▶ Task to carry out
Please copy every line of the records below that holds the word "JSON".

[Records excerpted from a collection]
-------

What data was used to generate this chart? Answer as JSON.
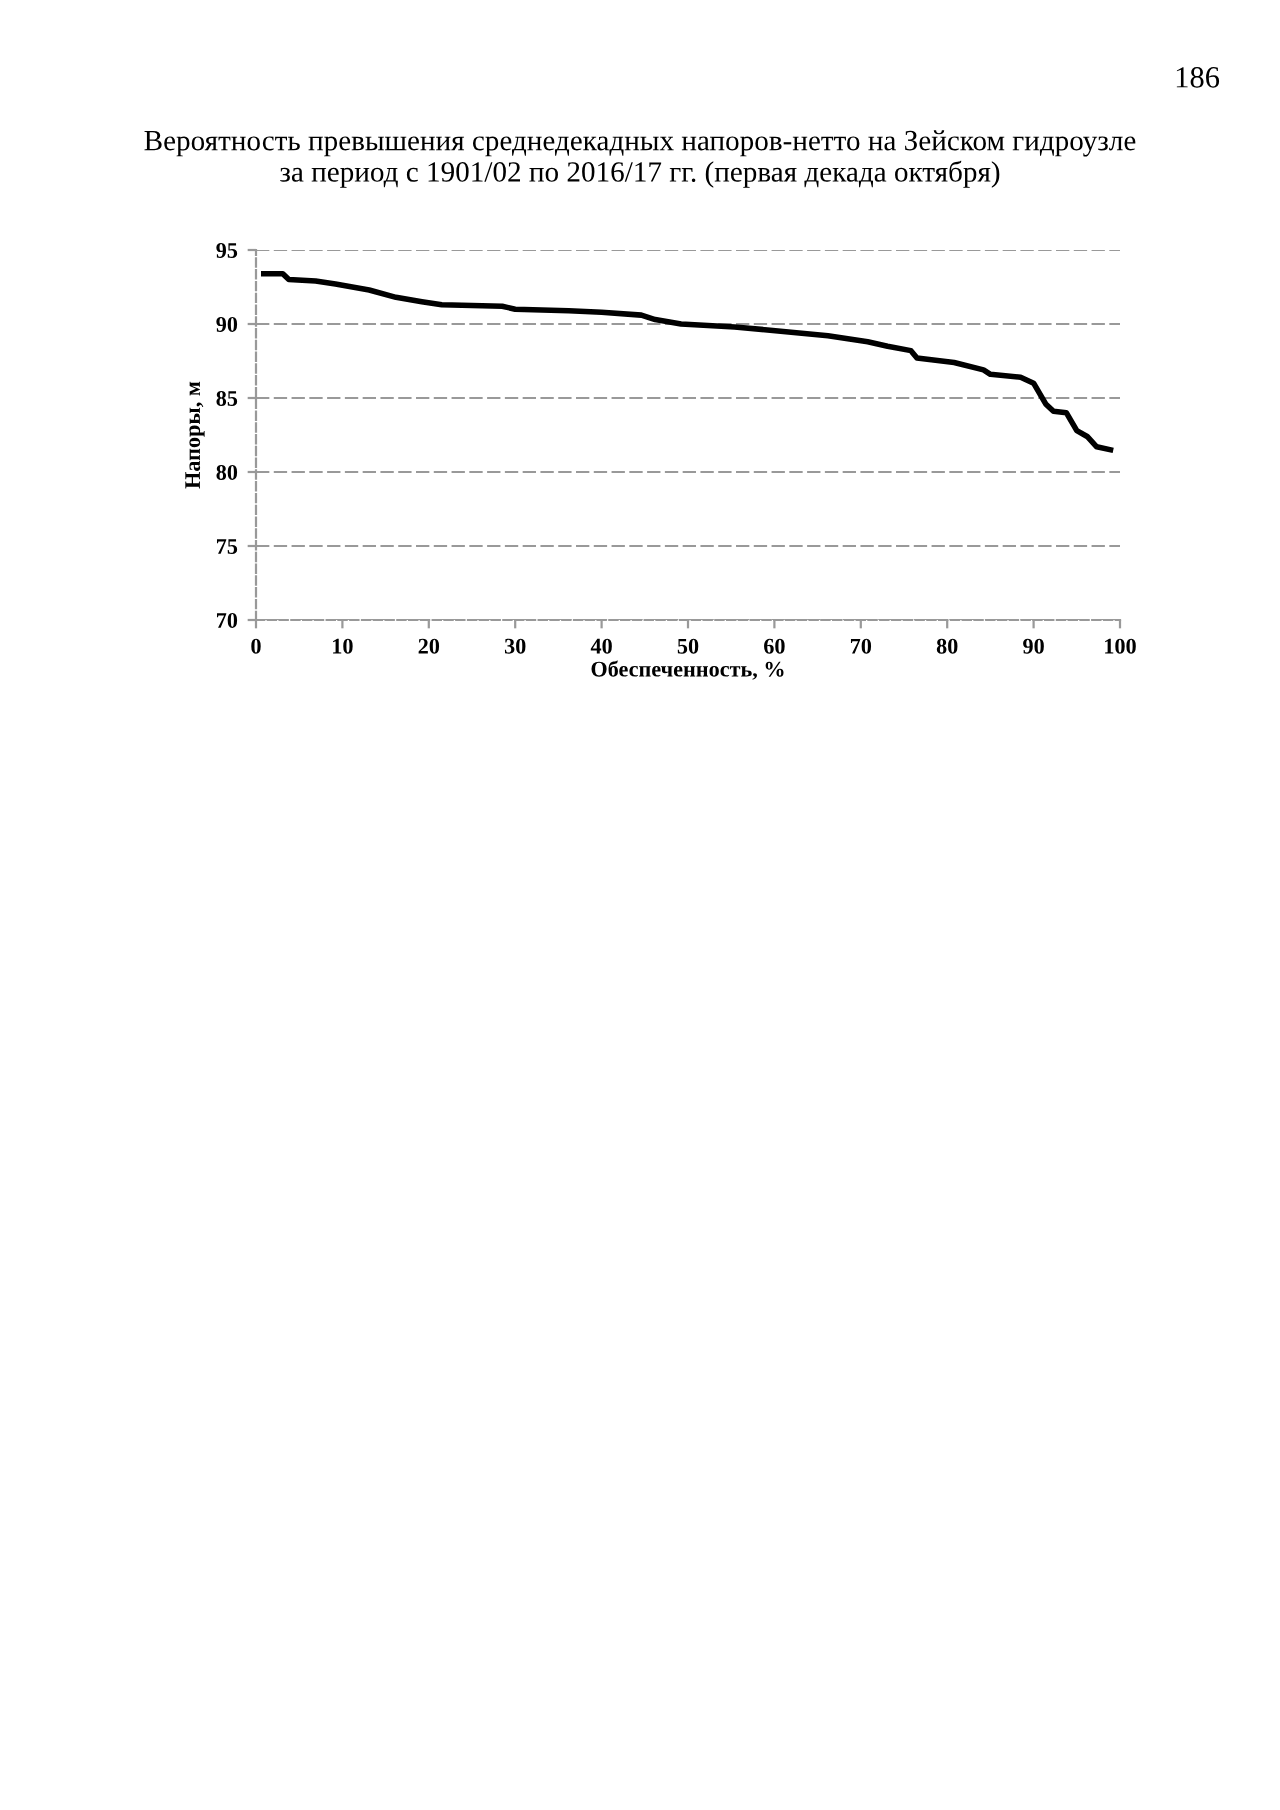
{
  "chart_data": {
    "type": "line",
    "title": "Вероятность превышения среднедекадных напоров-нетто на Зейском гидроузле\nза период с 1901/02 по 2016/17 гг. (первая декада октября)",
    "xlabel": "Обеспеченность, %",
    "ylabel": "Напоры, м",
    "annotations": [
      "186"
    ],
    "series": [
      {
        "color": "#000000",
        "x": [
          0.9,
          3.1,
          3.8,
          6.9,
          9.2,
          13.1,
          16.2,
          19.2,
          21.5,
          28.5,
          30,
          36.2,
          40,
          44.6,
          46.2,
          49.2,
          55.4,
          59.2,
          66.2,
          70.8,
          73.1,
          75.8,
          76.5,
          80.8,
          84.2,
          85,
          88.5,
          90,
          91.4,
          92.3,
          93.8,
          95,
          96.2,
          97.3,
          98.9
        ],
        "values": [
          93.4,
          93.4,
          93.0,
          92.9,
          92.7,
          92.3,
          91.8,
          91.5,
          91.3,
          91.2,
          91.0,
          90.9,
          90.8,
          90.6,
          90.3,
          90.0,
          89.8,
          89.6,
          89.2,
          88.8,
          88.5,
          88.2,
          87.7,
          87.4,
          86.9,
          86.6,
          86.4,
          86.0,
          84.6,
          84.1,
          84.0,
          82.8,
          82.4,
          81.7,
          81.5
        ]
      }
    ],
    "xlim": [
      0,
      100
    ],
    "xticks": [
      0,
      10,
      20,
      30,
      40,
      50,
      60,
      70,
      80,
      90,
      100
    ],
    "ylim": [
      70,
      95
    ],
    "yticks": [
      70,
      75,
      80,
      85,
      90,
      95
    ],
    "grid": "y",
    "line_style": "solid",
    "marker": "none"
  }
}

-------

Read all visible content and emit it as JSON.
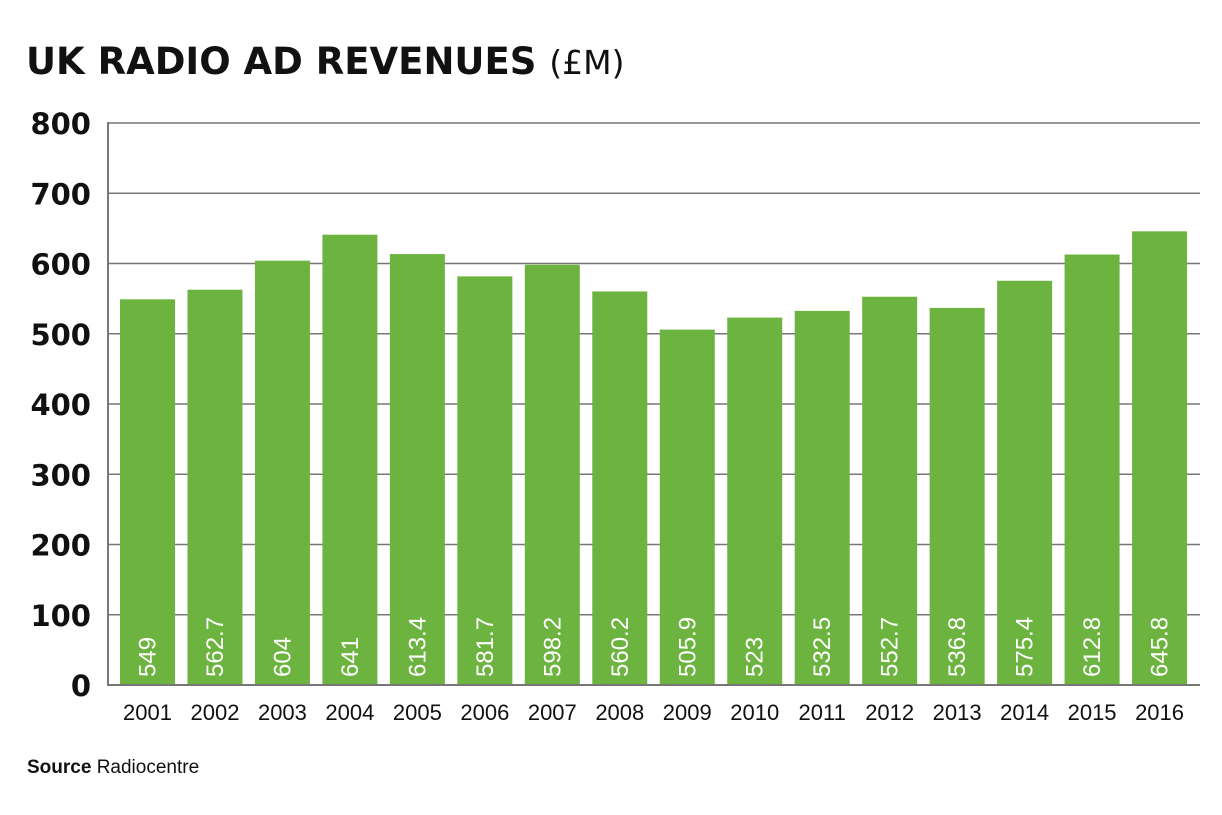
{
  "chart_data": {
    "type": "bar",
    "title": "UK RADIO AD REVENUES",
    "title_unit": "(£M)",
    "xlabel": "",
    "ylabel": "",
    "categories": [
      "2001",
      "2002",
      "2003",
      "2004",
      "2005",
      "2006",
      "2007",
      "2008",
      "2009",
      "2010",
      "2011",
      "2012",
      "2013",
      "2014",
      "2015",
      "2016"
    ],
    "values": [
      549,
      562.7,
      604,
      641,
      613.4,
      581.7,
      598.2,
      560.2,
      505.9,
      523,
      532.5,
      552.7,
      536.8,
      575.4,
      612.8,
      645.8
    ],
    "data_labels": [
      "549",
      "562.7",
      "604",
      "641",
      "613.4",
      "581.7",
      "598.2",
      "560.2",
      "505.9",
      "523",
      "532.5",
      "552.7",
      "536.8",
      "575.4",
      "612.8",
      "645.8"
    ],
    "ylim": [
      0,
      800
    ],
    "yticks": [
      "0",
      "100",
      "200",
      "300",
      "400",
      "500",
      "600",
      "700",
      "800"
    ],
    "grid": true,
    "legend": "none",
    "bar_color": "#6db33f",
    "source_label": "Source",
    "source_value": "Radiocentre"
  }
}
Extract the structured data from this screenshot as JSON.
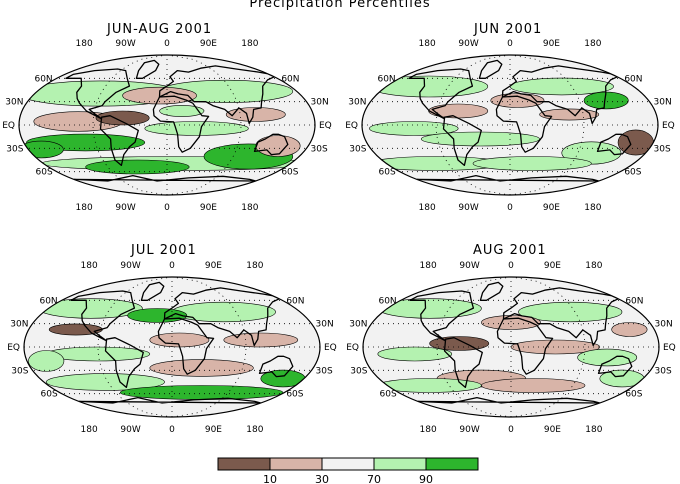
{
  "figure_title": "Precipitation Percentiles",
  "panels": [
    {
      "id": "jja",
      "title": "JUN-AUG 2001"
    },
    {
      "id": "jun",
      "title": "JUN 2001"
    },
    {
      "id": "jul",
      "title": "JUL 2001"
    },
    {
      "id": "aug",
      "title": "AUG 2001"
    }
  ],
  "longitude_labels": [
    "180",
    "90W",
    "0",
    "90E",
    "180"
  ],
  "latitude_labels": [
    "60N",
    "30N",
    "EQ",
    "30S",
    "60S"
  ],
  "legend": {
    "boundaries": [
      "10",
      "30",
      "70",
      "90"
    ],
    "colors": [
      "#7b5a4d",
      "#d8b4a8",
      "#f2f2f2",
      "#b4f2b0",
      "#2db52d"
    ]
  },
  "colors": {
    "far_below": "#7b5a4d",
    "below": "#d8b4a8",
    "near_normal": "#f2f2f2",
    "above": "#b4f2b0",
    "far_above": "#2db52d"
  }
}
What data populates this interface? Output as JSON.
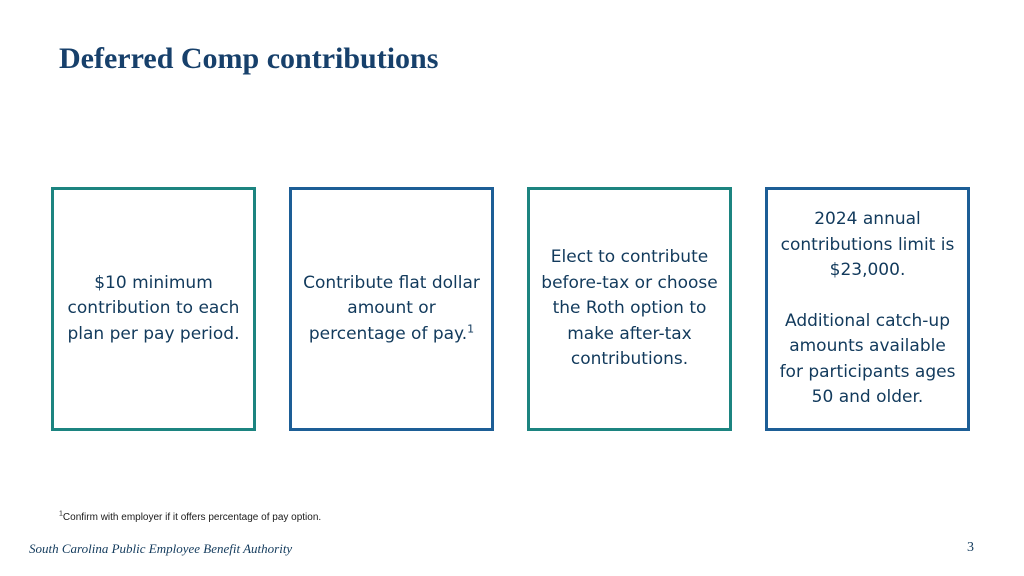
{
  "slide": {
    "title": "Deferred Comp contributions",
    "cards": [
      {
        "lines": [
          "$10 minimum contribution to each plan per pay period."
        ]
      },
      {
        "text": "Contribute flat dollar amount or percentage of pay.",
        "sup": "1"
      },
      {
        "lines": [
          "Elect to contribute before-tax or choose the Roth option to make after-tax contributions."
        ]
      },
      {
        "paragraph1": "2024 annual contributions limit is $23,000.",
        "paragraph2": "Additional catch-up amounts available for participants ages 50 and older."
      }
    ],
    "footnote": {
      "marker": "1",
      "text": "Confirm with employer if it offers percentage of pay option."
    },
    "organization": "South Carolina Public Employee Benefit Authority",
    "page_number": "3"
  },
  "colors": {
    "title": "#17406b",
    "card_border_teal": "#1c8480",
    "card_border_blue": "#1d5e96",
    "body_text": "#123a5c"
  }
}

-------

▶ Result of the task
What data was used to generate this chart? Answer as JSON.
Read all visible content and emit it as JSON.
Extract the structured data from this screenshot as JSON.
What data populates this interface? Output as JSON.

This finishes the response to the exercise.